Written instruction: Give every line below again, exactly.

[Excerpt from a dataset]
— Begin —
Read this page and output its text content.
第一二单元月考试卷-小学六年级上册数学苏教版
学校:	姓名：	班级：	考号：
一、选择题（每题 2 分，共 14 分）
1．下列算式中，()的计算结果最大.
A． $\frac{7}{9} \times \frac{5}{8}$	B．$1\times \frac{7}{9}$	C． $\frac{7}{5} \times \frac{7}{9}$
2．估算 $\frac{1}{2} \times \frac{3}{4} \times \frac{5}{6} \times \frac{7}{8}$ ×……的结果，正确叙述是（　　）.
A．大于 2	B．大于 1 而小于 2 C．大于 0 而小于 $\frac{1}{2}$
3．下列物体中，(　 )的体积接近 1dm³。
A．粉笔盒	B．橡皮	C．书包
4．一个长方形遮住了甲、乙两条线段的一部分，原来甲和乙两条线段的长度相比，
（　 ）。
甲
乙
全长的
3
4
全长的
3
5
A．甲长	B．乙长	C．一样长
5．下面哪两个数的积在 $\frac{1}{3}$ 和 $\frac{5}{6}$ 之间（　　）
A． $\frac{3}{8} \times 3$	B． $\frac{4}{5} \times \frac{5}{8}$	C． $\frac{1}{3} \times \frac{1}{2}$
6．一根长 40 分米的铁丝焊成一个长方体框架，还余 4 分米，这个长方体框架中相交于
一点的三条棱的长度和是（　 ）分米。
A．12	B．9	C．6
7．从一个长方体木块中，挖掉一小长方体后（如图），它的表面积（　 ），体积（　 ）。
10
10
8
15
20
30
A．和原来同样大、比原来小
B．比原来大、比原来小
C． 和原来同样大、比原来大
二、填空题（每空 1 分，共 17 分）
— End —
Solution to this task:
Read this page and output its text content.
第一二单元月考试卷-小学六年级上册数学苏教版
学校:	姓名：	班级：	考号：
一、选择题（每题 2 分，共 14 分）
1．下列算式中，()的计算结果最大.
A． $\frac{7}{9} \times \frac{5}{8}$	B．$1\times \frac{7}{9}$	C． $\frac{7}{5} \times \frac{7}{9}$
2．估算 $\frac{1}{2} \times \frac{3}{4} \times \frac{5}{6} \times \frac{7}{8}$ ×……的结果，正确叙述是（　　）.
A．大于 2	B．大于 1 而小于 2 C．大于 0 而小于 $\frac{1}{2}$
3．下列物体中，(　 )的体积接近 1dm³。
A．粉笔盒	B．橡皮	C．书包
4．一个长方形遮住了甲、乙两条线段的一部分，原来甲和乙两条线段的长度相比，
（　 ）。
甲
乙
全长的
3
4
全长的
3
5
A．甲长	B．乙长	C．一样长
5．下面哪两个数的积在 $\frac{1}{3}$ 和 $\frac{5}{6}$ 之间（　　）
A． $\frac{3}{8} \times 3$	B． $\frac{4}{5} \times \frac{5}{8}$	C． $\frac{1}{3} \times \frac{1}{2}$
6．一根长 40 分米的铁丝焊成一个长方体框架，还余 4 分米，这个长方体框架中相交于
一点的三条棱的长度和是（　 ）分米。
A．12	B．9	C．6
7．从一个长方体木块中，挖掉一小长方体后（如图），它的表面积（　 ），体积（　 ）。
10
10
8
15
20
30
A．和原来同样大、比原来小
B．比原来大、比原来小
C． 和原来同样大、比原来大
二、填空题（每空 1 分，共 17 分）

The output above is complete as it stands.